(begin)
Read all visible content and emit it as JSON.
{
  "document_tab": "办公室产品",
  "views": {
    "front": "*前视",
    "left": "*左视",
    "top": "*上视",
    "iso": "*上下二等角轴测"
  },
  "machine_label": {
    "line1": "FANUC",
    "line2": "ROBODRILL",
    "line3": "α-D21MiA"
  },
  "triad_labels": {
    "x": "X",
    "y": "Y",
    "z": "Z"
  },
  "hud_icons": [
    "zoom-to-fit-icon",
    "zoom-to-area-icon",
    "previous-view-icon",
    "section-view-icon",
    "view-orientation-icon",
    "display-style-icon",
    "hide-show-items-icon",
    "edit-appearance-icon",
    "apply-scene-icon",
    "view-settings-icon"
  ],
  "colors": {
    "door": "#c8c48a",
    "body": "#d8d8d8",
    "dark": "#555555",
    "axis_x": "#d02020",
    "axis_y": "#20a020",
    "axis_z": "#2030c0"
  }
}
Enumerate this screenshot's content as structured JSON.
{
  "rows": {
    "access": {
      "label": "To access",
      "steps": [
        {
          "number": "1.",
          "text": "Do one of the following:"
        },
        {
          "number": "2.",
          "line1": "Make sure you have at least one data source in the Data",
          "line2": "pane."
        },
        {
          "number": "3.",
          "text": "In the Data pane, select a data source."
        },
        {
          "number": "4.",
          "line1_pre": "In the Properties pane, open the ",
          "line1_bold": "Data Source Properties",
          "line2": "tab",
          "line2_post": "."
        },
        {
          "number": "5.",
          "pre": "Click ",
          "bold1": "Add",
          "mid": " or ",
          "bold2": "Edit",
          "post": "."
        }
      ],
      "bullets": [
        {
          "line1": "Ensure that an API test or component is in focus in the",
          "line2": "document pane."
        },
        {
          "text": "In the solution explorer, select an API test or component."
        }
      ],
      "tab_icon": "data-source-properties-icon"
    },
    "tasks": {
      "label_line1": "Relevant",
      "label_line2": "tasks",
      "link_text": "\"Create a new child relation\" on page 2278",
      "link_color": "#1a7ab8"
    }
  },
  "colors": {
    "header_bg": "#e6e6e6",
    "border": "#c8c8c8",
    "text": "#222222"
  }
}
(end)
Leave out every line without the string "test" and copy the rest.

          "line1": "Ensure that an API test or component is in focus in the",
          "text": "In the solution explorer, select an API test or component."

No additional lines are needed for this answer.